Stated goal: Return the records that follow unaltered. Omit every picture.

Data for this exercise:
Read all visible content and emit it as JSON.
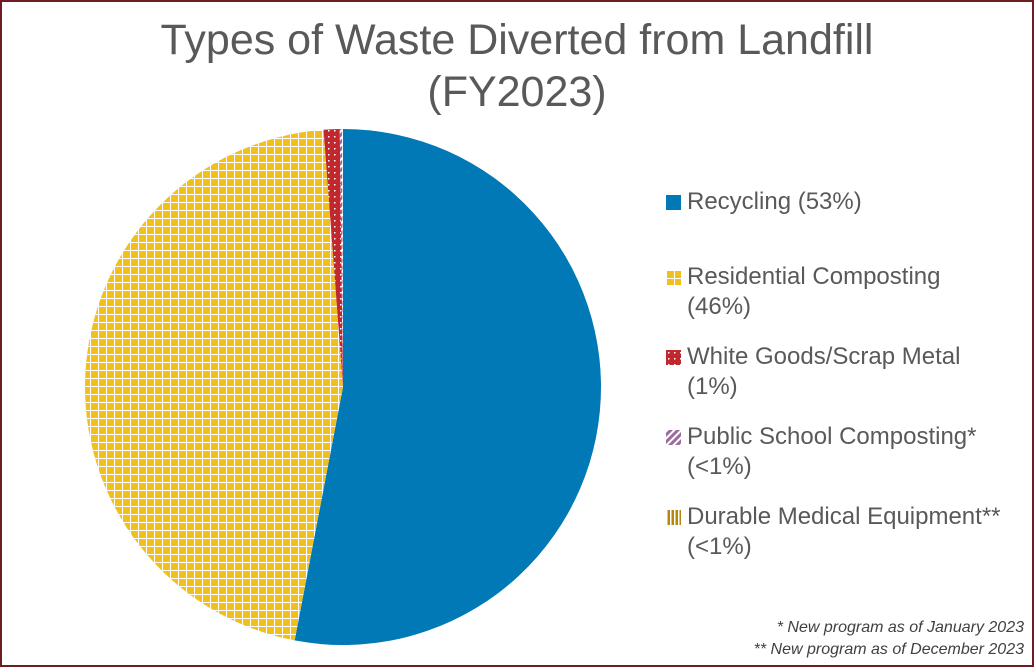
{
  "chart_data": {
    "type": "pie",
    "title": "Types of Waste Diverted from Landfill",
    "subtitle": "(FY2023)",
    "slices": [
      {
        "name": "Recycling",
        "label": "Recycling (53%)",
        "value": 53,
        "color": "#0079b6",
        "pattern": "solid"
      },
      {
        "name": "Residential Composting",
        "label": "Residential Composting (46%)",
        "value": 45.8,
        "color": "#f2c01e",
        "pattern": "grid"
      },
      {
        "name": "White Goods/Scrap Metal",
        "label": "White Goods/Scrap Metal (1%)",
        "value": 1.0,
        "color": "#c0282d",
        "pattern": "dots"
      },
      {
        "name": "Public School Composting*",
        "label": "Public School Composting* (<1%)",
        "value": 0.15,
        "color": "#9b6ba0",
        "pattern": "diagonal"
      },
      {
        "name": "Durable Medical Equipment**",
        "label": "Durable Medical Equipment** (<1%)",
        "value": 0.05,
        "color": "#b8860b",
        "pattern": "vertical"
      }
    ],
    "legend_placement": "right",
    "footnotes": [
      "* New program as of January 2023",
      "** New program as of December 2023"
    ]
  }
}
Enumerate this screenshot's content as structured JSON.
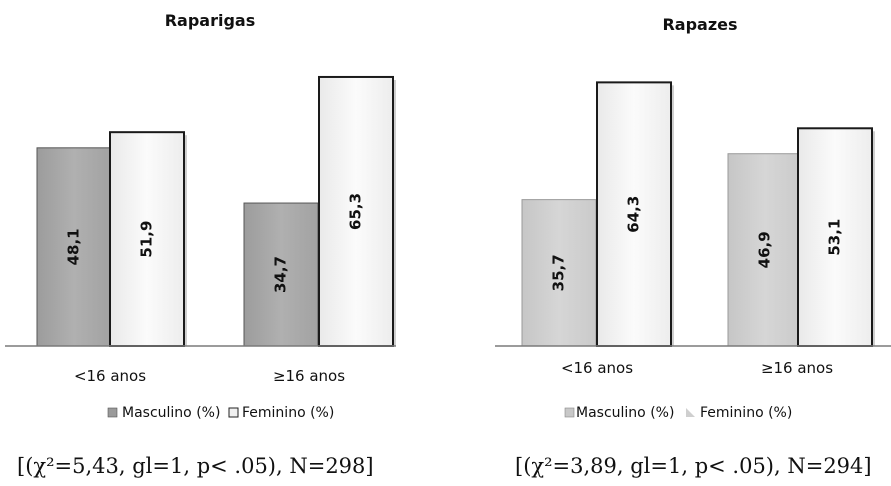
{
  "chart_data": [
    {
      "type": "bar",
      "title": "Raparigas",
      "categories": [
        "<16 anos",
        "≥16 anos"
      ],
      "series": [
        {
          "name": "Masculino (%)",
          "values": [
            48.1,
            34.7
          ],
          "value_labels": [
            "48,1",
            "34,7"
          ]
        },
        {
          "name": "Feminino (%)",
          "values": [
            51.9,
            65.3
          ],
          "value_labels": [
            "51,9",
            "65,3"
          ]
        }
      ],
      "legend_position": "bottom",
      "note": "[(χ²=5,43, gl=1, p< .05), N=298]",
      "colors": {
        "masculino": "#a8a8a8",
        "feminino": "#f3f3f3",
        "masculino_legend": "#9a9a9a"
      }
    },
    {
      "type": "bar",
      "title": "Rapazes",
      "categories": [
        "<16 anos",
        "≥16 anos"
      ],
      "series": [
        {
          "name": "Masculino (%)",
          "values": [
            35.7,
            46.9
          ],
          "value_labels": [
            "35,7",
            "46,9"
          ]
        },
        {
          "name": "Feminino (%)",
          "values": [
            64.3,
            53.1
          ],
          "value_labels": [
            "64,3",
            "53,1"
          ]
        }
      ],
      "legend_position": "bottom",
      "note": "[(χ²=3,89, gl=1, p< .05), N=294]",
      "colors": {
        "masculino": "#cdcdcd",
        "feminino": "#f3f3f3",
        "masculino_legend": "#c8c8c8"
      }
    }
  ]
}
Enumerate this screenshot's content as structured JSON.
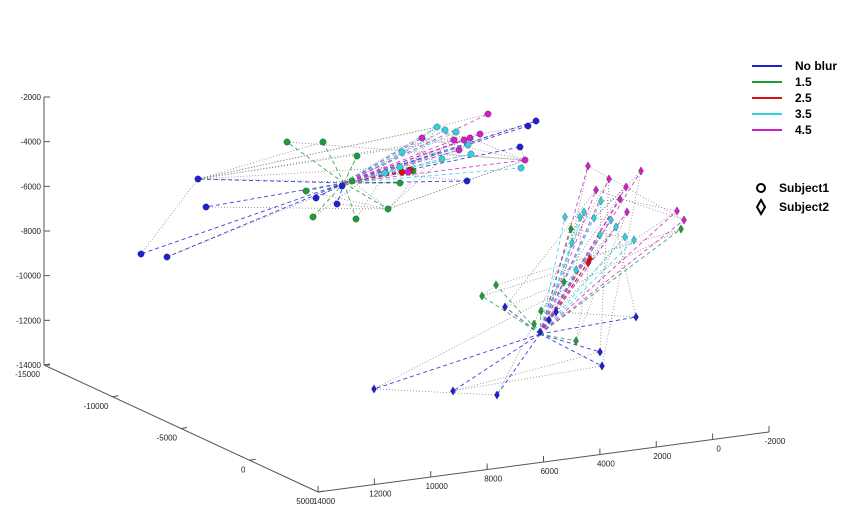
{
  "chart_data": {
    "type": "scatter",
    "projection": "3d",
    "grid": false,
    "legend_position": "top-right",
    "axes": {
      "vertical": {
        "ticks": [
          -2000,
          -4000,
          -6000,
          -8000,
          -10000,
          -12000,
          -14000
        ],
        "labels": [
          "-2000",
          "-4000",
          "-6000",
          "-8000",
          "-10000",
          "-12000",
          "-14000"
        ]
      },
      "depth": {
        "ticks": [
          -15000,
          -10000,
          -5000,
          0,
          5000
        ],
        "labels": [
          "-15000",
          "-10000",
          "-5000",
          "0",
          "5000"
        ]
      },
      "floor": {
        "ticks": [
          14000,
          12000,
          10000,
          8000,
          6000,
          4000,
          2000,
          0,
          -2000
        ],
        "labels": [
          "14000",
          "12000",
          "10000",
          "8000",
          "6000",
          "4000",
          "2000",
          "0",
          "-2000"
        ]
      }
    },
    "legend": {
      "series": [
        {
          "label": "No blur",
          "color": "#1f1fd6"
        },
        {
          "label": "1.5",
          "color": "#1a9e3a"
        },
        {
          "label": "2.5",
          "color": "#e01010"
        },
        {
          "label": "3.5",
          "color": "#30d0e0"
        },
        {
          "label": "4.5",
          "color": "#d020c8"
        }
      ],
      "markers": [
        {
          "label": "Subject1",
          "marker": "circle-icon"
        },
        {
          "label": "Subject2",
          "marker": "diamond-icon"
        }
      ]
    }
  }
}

Finished answer:
Read all visible content and emit it as JSON.
{
  "chart_data": {
    "type": "pie",
    "title": "Types of Waste Diverted from Landfill",
    "subtitle": "(FY2023)",
    "slices": [
      {
        "name": "Recycling",
        "label": "Recycling (53%)",
        "value": 53,
        "color": "#0079b6",
        "pattern": "solid"
      },
      {
        "name": "Residential Composting",
        "label": "Residential Composting (46%)",
        "value": 45.8,
        "color": "#f2c01e",
        "pattern": "grid"
      },
      {
        "name": "White Goods/Scrap Metal",
        "label": "White Goods/Scrap Metal (1%)",
        "value": 1.0,
        "color": "#c0282d",
        "pattern": "dots"
      },
      {
        "name": "Public School Composting*",
        "label": "Public School Composting* (<1%)",
        "value": 0.15,
        "color": "#9b6ba0",
        "pattern": "diagonal"
      },
      {
        "name": "Durable Medical Equipment**",
        "label": "Durable Medical Equipment** (<1%)",
        "value": 0.05,
        "color": "#b8860b",
        "pattern": "vertical"
      }
    ],
    "legend_placement": "right",
    "footnotes": [
      "* New program as of January 2023",
      "** New program as of December 2023"
    ]
  }
}
Enumerate this screenshot's content as structured JSON.
{
  "chart_data": [
    {
      "type": "bar",
      "title": "Raparigas",
      "categories": [
        "<16 anos",
        "≥16 anos"
      ],
      "series": [
        {
          "name": "Masculino (%)",
          "values": [
            48.1,
            34.7
          ],
          "value_labels": [
            "48,1",
            "34,7"
          ]
        },
        {
          "name": "Feminino (%)",
          "values": [
            51.9,
            65.3
          ],
          "value_labels": [
            "51,9",
            "65,3"
          ]
        }
      ],
      "legend_position": "bottom",
      "note": "[(χ²=5,43, gl=1, p< .05), N=298]",
      "colors": {
        "masculino": "#a8a8a8",
        "feminino": "#f3f3f3",
        "masculino_legend": "#9a9a9a"
      }
    },
    {
      "type": "bar",
      "title": "Rapazes",
      "categories": [
        "<16 anos",
        "≥16 anos"
      ],
      "series": [
        {
          "name": "Masculino (%)",
          "values": [
            35.7,
            46.9
          ],
          "value_labels": [
            "35,7",
            "46,9"
          ]
        },
        {
          "name": "Feminino (%)",
          "values": [
            64.3,
            53.1
          ],
          "value_labels": [
            "64,3",
            "53,1"
          ]
        }
      ],
      "legend_position": "bottom",
      "note": "[(χ²=3,89, gl=1, p< .05), N=294]",
      "colors": {
        "masculino": "#cdcdcd",
        "feminino": "#f3f3f3",
        "masculino_legend": "#c8c8c8"
      }
    }
  ]
}
Enumerate this screenshot's content as structured JSON.
{
  "chart_data": {
    "type": "scatter",
    "projection": "3d",
    "grid": false,
    "legend_position": "top-right",
    "axes": {
      "vertical": {
        "ticks": [
          -2000,
          -4000,
          -6000,
          -8000,
          -10000,
          -12000,
          -14000
        ],
        "labels": [
          "-2000",
          "-4000",
          "-6000",
          "-8000",
          "-10000",
          "-12000",
          "-14000"
        ]
      },
      "depth": {
        "ticks": [
          -15000,
          -10000,
          -5000,
          0,
          5000
        ],
        "labels": [
          "-15000",
          "-10000",
          "-5000",
          "0",
          "5000"
        ]
      },
      "floor": {
        "ticks": [
          14000,
          12000,
          10000,
          8000,
          6000,
          4000,
          2000,
          0,
          -2000
        ],
        "labels": [
          "14000",
          "12000",
          "10000",
          "8000",
          "6000",
          "4000",
          "2000",
          "0",
          "-2000"
        ]
      }
    },
    "legend": {
      "series": [
        {
          "label": "No blur",
          "color": "#1f1fd6"
        },
        {
          "label": "1.5",
          "color": "#1a9e3a"
        },
        {
          "label": "2.5",
          "color": "#e01010"
        },
        {
          "label": "3.5",
          "color": "#30d0e0"
        },
        {
          "label": "4.5",
          "color": "#d020c8"
        }
      ],
      "markers": [
        {
          "label": "Subject1",
          "marker": "circle-icon"
        },
        {
          "label": "Subject2",
          "marker": "diamond-icon"
        }
      ]
    }
  }
}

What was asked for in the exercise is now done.